Task directions ->
Find every line of the listing below where "Period" appears, and copy it.

Figure dataset records:
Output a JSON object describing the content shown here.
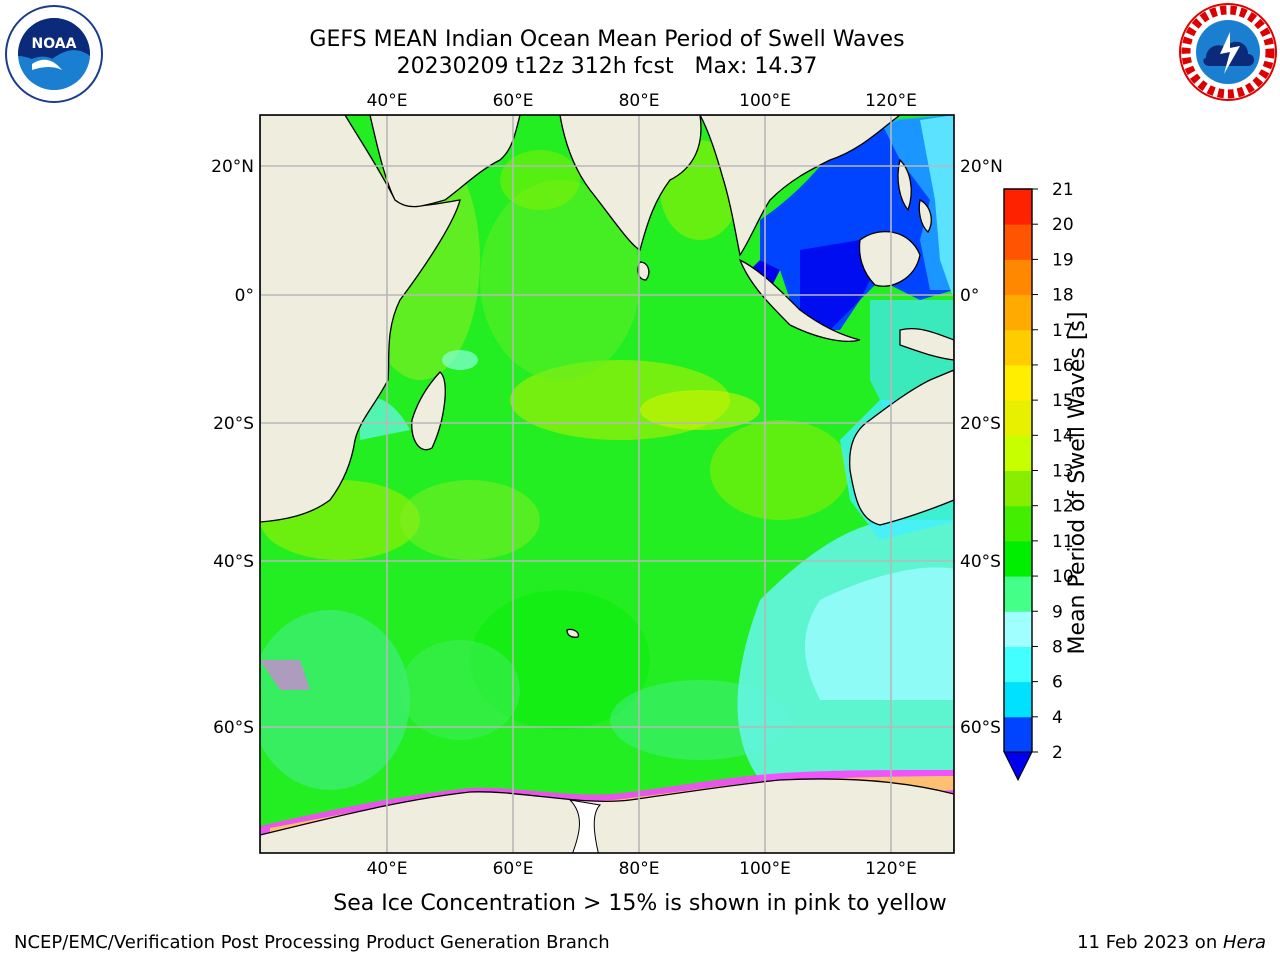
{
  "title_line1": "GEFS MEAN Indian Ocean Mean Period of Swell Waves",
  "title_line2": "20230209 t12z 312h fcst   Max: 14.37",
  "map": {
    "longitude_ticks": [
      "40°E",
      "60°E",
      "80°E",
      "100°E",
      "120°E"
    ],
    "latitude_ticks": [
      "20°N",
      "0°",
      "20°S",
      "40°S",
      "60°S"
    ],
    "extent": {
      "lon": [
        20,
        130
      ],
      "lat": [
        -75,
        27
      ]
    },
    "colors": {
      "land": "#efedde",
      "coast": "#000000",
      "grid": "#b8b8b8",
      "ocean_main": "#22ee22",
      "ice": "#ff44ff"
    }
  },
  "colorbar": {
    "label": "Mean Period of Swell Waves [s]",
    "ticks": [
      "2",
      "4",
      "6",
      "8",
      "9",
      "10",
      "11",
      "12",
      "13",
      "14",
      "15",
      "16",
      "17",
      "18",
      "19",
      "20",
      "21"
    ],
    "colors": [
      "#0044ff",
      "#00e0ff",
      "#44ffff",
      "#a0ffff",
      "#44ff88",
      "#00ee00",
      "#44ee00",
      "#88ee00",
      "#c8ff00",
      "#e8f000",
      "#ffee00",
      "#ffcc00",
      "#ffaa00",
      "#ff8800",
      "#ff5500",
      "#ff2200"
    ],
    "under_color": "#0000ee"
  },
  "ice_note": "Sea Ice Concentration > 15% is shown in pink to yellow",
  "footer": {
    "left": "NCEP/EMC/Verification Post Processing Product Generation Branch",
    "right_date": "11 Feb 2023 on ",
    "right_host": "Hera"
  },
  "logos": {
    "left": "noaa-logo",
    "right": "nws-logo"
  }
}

Full output ->
  "title_line1": "GEFS MEAN Indian Ocean Mean Period of Swell Waves",
    "label": "Mean Period of Swell Waves [s]",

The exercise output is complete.